Restate all of the entries exactly, dropping any pictures they hold.

################

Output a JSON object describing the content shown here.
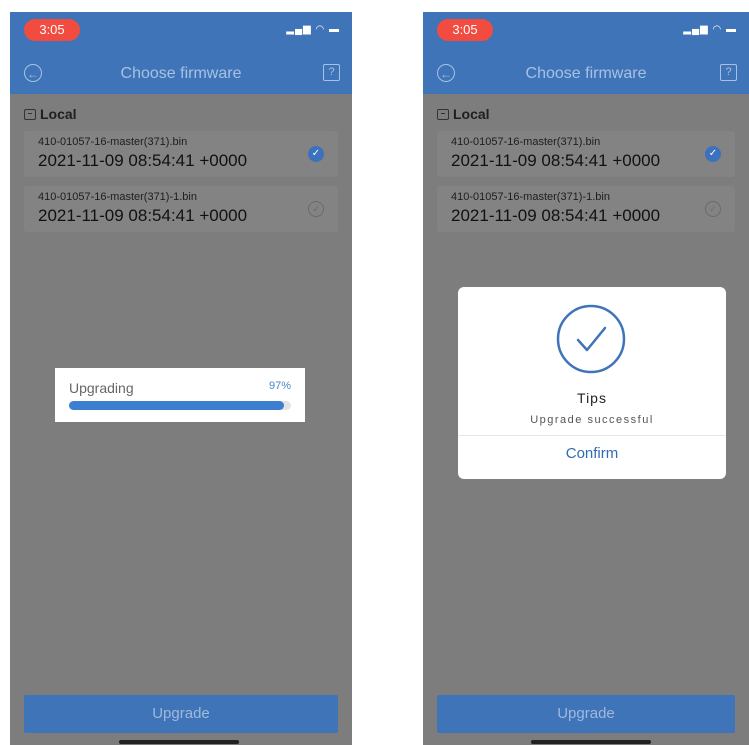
{
  "screens": [
    {
      "status_time": "3:05",
      "status_icons": "▂▄▆ ◠ ▬",
      "nav": {
        "title": "Choose firmware",
        "back_icon": "←",
        "help_icon": "?"
      },
      "section": {
        "label": "Local"
      },
      "files": [
        {
          "name": "410-01057-16-master(371).bin",
          "date": "2021-11-09 08:54:41 +0000",
          "selected": true
        },
        {
          "name": "410-01057-16-master(371)-1.bin",
          "date": "2021-11-09 08:54:41 +0000",
          "selected": false
        }
      ],
      "upgrade_label": "Upgrade",
      "progress": {
        "label": "Upgrading",
        "percent_text": "97%",
        "percent": 97
      }
    },
    {
      "status_time": "3:05",
      "status_icons": "▂▄▆ ◠ ▬",
      "nav": {
        "title": "Choose firmware",
        "back_icon": "←",
        "help_icon": "?"
      },
      "section": {
        "label": "Local"
      },
      "files": [
        {
          "name": "410-01057-16-master(371).bin",
          "date": "2021-11-09 08:54:41 +0000",
          "selected": true
        },
        {
          "name": "410-01057-16-master(371)-1.bin",
          "date": "2021-11-09 08:54:41 +0000",
          "selected": false
        }
      ],
      "upgrade_label": "Upgrade",
      "tips": {
        "title": "Tips",
        "message": "Upgrade successful",
        "confirm_label": "Confirm"
      }
    }
  ],
  "colors": {
    "accent": "#3f75b8",
    "overlay": "#7d7d7d",
    "alert": "#f24b3f",
    "progress": "#3c7fd0"
  }
}
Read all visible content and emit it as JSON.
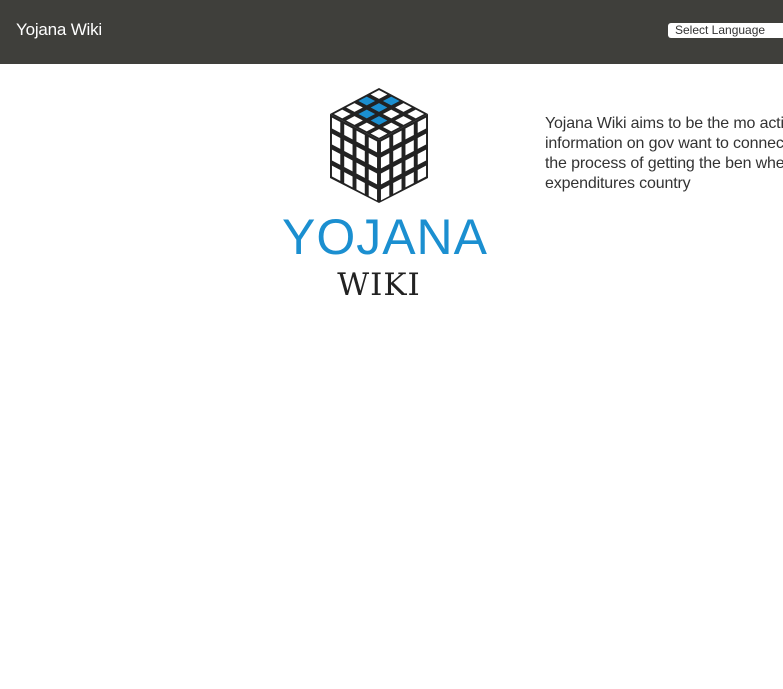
{
  "header": {
    "site_title": "Yojana Wiki",
    "language_select": "Select Language"
  },
  "logo": {
    "word_top": "YOJANA",
    "word_bottom": "WIKI",
    "accent_color": "#1b8fd0",
    "dark_color": "#222222"
  },
  "about": {
    "text": "Yojana Wiki aims to be the mo actionable information on gov want to connect users to the r the process of getting the ben when it comes to expenditures country"
  }
}
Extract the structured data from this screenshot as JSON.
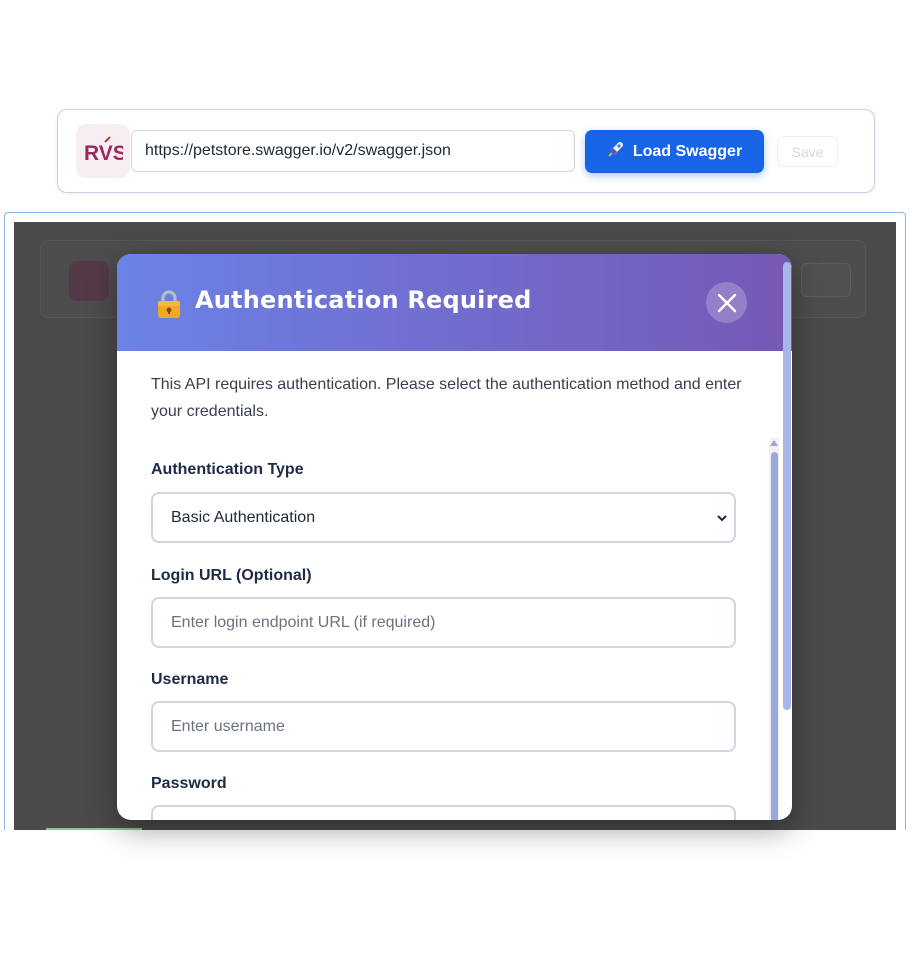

################

Response below:
Output a JSON object describing the content shown here.
{
  "screens": [
    {
      "status_time": "3:05",
      "status_icons": "▂▄▆ ◠ ▬",
      "nav": {
        "title": "Choose firmware",
        "back_icon": "←",
        "help_icon": "?"
      },
      "section": {
        "label": "Local"
      },
      "files": [
        {
          "name": "410-01057-16-master(371).bin",
          "date": "2021-11-09 08:54:41 +0000",
          "selected": true
        },
        {
          "name": "410-01057-16-master(371)-1.bin",
          "date": "2021-11-09 08:54:41 +0000",
          "selected": false
        }
      ],
      "upgrade_label": "Upgrade",
      "progress": {
        "label": "Upgrading",
        "percent_text": "97%",
        "percent": 97
      }
    },
    {
      "status_time": "3:05",
      "status_icons": "▂▄▆ ◠ ▬",
      "nav": {
        "title": "Choose firmware",
        "back_icon": "←",
        "help_icon": "?"
      },
      "section": {
        "label": "Local"
      },
      "files": [
        {
          "name": "410-01057-16-master(371).bin",
          "date": "2021-11-09 08:54:41 +0000",
          "selected": true
        },
        {
          "name": "410-01057-16-master(371)-1.bin",
          "date": "2021-11-09 08:54:41 +0000",
          "selected": false
        }
      ],
      "upgrade_label": "Upgrade",
      "tips": {
        "title": "Tips",
        "message": "Upgrade successful",
        "confirm_label": "Confirm"
      }
    }
  ],
  "colors": {
    "accent": "#3f75b8",
    "overlay": "#7d7d7d",
    "alert": "#f24b3f",
    "progress": "#3c7fd0"
  }
}
Read all visible content and emit it as JSON.
{
  "header": {
    "site_title": "Yojana Wiki",
    "language_select": "Select Language"
  },
  "logo": {
    "word_top": "YOJANA",
    "word_bottom": "WIKI",
    "accent_color": "#1b8fd0",
    "dark_color": "#222222"
  },
  "about": {
    "text": "Yojana Wiki aims to be the mo actionable information on gov want to connect users to the r the process of getting the ben when it comes to expenditures country"
  }
}
Extract the structured data from this screenshot as JSON.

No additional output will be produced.